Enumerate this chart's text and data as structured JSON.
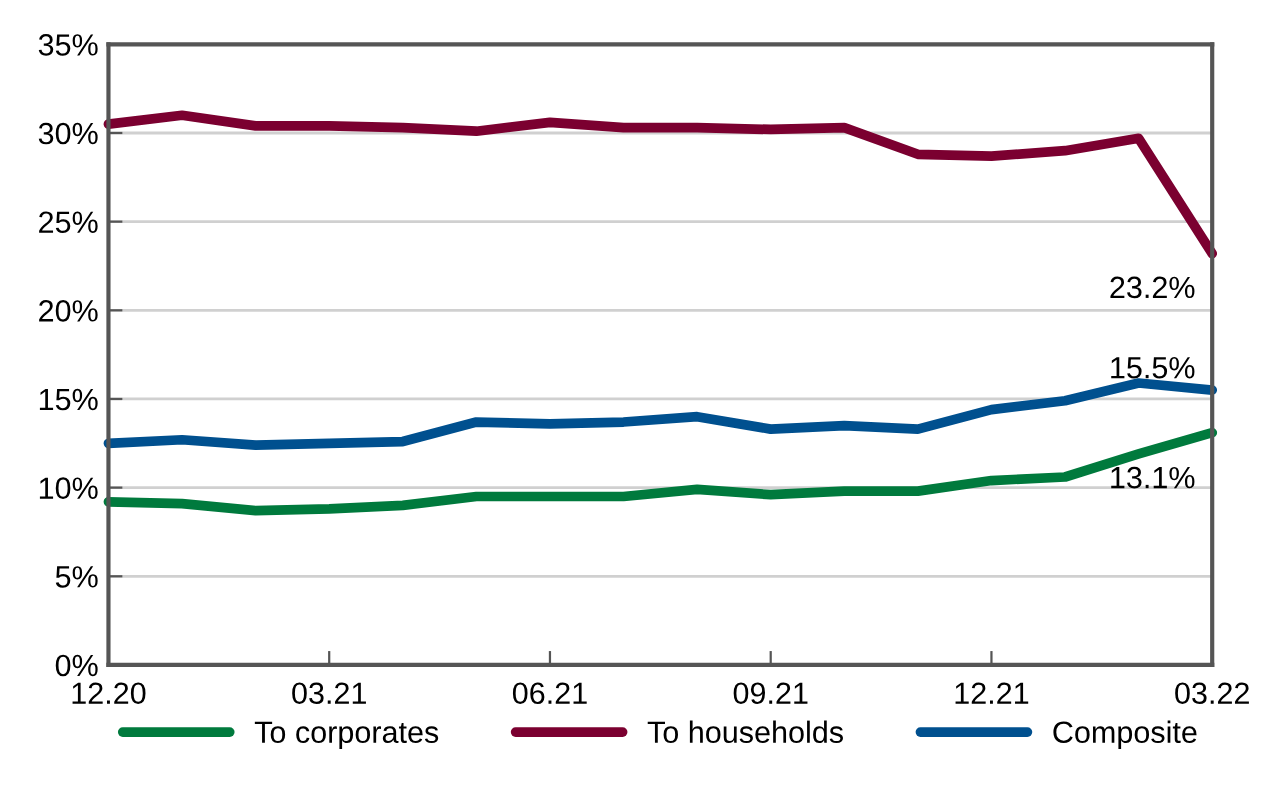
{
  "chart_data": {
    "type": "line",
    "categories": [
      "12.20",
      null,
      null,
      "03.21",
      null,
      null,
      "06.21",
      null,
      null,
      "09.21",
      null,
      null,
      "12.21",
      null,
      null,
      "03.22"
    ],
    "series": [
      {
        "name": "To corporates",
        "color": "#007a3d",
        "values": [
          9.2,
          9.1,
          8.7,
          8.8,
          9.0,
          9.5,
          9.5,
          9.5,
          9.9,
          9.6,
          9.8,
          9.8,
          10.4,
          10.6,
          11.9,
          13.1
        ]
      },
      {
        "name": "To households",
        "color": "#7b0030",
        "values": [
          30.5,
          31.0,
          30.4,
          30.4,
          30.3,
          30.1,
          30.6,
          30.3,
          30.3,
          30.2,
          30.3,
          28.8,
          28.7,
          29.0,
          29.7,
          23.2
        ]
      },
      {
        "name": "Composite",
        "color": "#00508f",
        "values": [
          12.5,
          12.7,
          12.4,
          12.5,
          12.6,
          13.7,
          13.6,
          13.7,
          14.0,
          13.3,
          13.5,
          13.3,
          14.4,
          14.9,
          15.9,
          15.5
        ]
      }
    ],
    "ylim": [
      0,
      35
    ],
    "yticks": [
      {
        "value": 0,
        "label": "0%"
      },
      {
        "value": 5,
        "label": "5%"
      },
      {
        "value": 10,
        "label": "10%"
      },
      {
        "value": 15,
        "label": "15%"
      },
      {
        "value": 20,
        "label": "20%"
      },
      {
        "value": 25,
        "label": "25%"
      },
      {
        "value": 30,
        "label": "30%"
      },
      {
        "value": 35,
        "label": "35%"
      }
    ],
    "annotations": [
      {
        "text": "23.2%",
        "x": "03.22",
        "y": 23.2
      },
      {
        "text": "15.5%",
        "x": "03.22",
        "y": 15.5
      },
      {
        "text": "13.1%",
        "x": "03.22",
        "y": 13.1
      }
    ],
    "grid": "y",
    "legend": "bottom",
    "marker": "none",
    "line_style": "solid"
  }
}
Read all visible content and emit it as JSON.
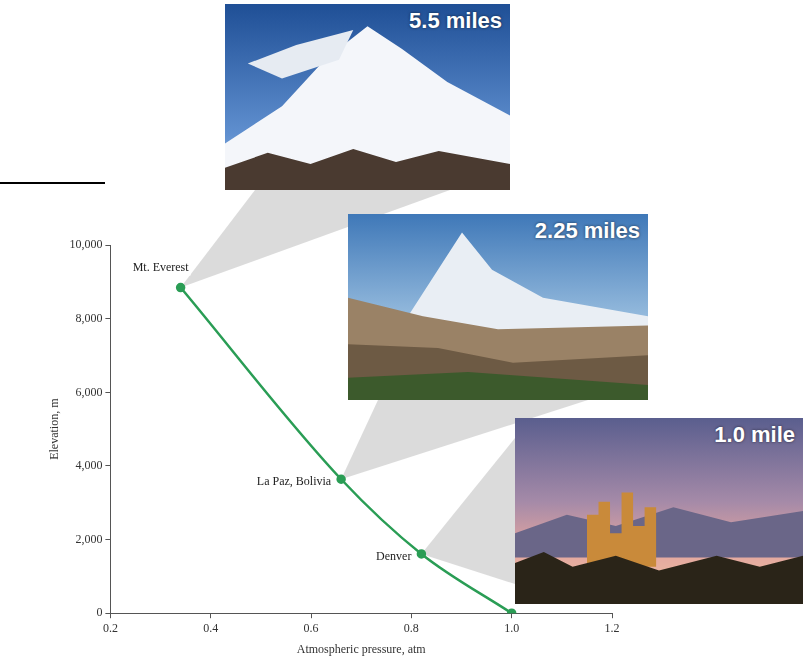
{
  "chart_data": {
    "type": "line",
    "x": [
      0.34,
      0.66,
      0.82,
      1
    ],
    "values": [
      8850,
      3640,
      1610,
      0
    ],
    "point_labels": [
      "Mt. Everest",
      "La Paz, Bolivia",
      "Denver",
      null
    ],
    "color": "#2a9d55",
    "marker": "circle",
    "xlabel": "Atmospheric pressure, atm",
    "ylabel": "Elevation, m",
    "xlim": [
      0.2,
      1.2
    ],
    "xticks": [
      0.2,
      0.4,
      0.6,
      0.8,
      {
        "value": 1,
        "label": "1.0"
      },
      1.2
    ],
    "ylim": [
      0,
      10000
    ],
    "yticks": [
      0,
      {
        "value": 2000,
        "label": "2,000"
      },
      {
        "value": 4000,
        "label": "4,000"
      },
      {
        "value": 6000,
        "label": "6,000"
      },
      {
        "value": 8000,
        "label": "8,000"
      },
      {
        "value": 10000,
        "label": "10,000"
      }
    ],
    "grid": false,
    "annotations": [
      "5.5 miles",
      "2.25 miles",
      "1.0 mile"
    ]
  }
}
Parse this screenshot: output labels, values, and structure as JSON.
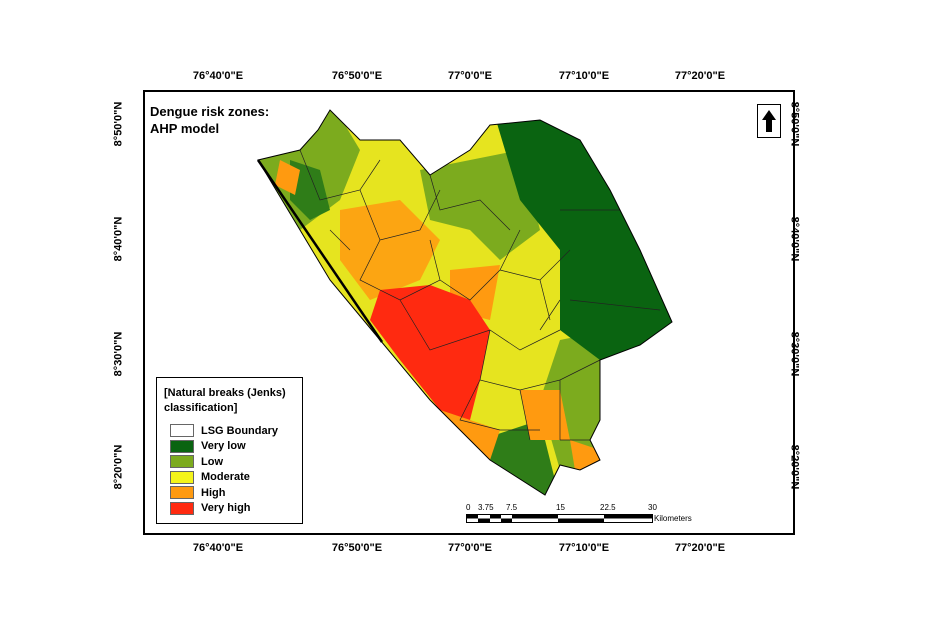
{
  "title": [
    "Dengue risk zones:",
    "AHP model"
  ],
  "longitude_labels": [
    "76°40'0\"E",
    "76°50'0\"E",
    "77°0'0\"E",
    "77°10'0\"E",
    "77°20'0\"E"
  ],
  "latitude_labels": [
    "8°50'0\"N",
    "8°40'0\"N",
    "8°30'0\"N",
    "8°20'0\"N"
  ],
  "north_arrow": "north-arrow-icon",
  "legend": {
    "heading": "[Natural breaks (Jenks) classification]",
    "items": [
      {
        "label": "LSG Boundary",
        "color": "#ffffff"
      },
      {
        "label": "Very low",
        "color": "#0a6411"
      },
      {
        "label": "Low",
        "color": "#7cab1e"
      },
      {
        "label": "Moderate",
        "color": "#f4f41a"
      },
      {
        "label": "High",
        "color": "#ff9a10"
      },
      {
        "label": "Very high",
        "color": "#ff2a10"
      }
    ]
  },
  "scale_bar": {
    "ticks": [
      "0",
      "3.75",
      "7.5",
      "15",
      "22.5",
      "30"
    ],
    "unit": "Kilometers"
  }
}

# PROBLEM STATEMENT
Copy each line in the data that holds the word "name".

# RESULT OF THE EXERCISE
        "name": "To corporates",
        "name": "To households",
        "name": "Composite",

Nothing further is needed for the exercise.